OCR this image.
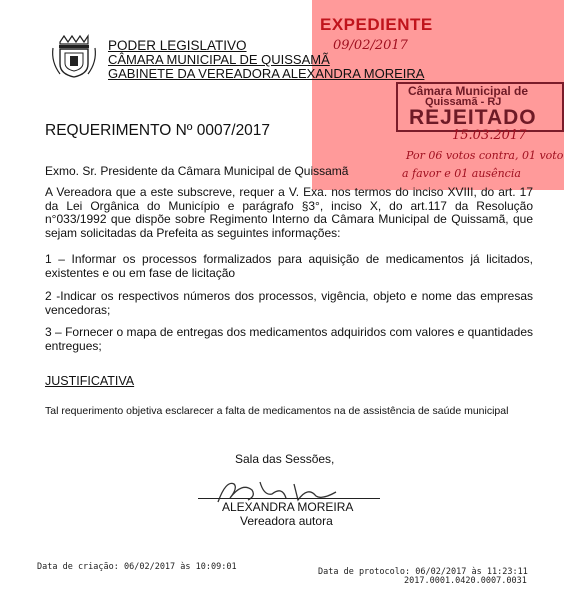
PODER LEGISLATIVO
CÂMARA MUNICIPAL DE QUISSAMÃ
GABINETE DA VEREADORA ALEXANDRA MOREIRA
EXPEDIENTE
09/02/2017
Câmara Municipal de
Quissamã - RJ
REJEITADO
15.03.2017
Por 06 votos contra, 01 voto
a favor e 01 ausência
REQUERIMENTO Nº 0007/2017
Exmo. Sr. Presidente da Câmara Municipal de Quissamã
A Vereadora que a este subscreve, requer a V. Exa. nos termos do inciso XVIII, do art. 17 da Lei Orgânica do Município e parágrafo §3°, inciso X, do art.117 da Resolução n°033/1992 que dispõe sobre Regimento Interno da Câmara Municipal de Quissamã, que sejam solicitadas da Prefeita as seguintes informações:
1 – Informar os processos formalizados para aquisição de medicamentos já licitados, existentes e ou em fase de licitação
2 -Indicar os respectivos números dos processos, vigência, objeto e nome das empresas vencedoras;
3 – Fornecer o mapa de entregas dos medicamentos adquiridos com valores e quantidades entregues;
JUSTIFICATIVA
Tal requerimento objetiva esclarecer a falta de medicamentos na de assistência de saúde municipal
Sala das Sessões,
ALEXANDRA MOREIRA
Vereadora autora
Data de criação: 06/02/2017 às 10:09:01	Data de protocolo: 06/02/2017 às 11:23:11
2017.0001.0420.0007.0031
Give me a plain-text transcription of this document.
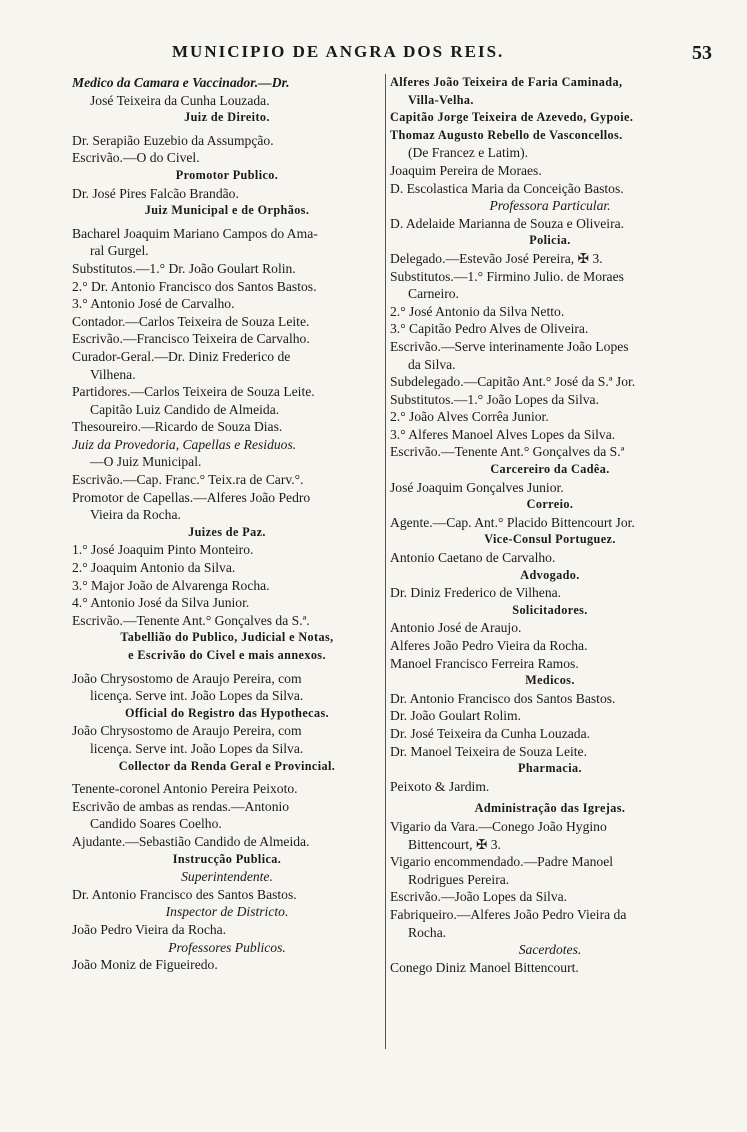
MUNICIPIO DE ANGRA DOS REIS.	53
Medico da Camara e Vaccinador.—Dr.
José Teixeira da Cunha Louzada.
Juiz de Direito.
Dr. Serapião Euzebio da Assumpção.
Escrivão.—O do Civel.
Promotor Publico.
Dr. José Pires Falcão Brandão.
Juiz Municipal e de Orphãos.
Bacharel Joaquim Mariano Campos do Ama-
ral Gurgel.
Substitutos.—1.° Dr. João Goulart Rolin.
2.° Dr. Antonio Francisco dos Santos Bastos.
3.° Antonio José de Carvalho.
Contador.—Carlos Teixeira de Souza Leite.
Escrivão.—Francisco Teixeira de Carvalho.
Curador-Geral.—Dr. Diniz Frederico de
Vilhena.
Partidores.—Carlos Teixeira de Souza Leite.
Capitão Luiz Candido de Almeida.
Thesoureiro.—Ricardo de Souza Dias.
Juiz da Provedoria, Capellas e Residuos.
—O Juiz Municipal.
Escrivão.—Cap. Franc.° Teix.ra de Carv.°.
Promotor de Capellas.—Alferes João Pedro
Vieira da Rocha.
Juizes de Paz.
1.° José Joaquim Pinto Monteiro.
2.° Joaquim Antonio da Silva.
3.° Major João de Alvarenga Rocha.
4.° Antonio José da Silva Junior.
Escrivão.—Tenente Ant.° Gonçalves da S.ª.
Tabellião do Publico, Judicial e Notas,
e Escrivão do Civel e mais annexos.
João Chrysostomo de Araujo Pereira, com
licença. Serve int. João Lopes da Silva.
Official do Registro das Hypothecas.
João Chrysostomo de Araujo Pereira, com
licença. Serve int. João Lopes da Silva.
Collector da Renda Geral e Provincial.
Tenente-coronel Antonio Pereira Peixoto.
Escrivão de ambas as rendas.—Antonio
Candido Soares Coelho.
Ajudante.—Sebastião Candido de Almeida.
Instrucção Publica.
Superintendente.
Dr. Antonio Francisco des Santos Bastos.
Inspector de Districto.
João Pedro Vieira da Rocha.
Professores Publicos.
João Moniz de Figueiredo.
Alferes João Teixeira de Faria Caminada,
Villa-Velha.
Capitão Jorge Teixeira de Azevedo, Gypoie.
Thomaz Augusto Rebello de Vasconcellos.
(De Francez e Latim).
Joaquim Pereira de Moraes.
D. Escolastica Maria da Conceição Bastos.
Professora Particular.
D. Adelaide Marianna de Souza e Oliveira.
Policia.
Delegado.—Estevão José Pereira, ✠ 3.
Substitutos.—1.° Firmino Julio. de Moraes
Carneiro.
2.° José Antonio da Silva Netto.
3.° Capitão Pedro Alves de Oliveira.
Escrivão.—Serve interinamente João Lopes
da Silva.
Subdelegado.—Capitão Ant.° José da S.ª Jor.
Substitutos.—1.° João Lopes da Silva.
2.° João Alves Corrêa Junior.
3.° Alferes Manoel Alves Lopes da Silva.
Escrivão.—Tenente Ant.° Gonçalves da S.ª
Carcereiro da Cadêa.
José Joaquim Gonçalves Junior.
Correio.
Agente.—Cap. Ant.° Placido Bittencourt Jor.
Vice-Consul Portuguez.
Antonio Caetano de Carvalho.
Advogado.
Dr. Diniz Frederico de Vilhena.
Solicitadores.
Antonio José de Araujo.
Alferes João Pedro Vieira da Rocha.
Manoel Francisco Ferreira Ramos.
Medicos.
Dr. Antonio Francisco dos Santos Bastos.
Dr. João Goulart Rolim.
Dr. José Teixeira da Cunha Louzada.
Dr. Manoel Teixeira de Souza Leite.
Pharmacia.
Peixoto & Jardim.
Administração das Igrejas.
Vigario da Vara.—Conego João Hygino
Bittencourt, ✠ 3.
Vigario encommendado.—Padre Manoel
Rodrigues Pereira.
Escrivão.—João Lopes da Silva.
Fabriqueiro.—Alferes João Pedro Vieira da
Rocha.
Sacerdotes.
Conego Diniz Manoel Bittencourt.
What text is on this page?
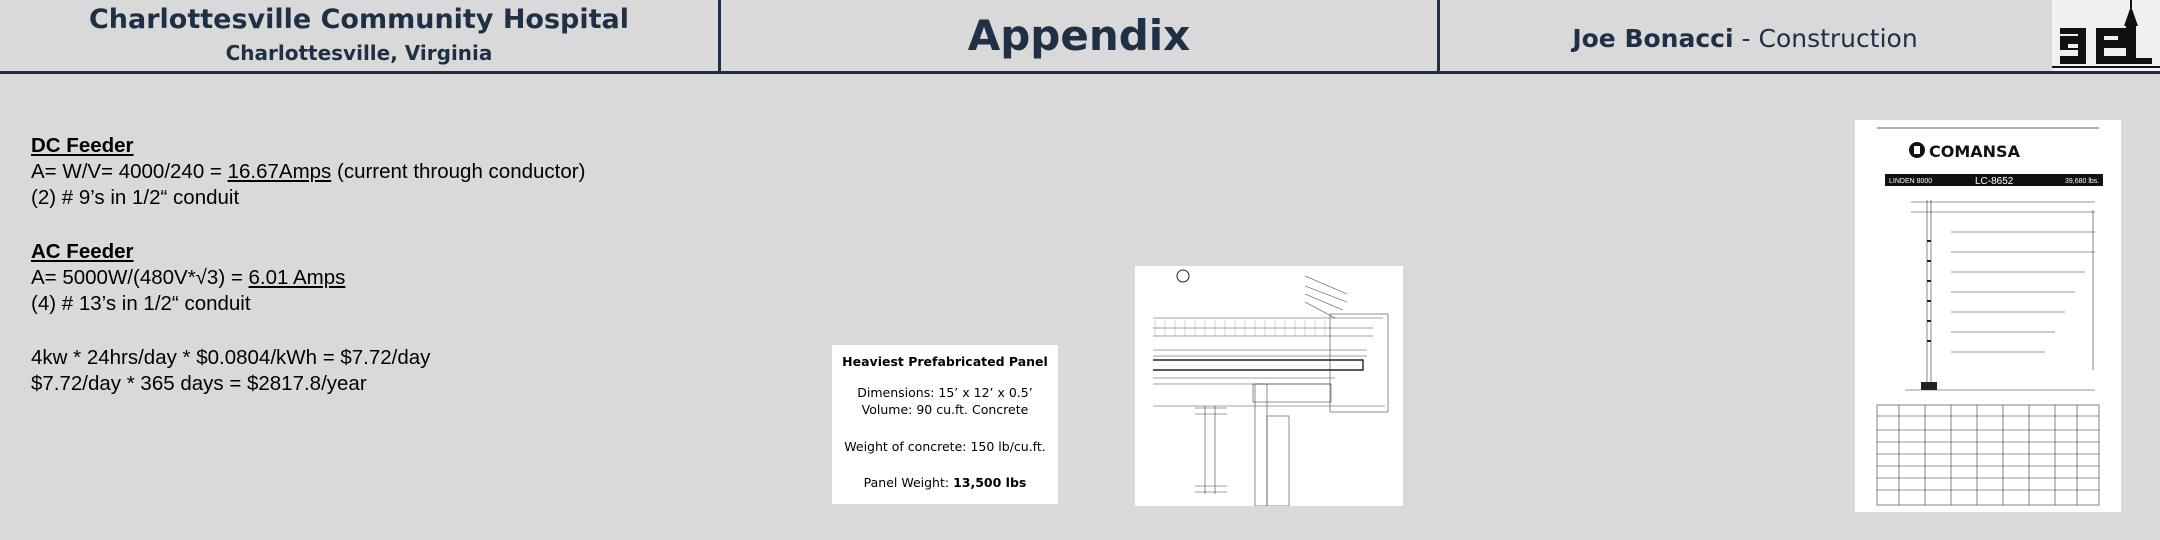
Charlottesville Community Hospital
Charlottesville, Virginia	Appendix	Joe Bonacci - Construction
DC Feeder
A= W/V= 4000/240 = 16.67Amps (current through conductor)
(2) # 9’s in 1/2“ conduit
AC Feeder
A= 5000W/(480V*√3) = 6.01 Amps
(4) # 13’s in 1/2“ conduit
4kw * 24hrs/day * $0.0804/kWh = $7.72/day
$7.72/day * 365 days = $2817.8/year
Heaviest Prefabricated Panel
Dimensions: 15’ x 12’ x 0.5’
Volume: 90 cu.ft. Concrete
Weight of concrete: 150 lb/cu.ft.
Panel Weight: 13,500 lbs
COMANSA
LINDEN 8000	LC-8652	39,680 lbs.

EXERCISE:
Search the lines for the string "José" and copy every line that has it.

WRITTEN RESPONSE:
José Teixeira da Cunha Louzada.
Dr. José Pires Falcão Brandão.
3.° Antonio José de Carvalho.
1.° José Joaquim Pinto Monteiro.
4.° Antonio José da Silva Junior.
Delegado.—Estevão José Pereira, ✠ 3.
2.° José Antonio da Silva Netto.
Subdelegado.—Capitão Ant.° José da S.ª Jor.
José Joaquim Gonçalves Junior.
Antonio José de Araujo.
Dr. José Teixeira da Cunha Louzada.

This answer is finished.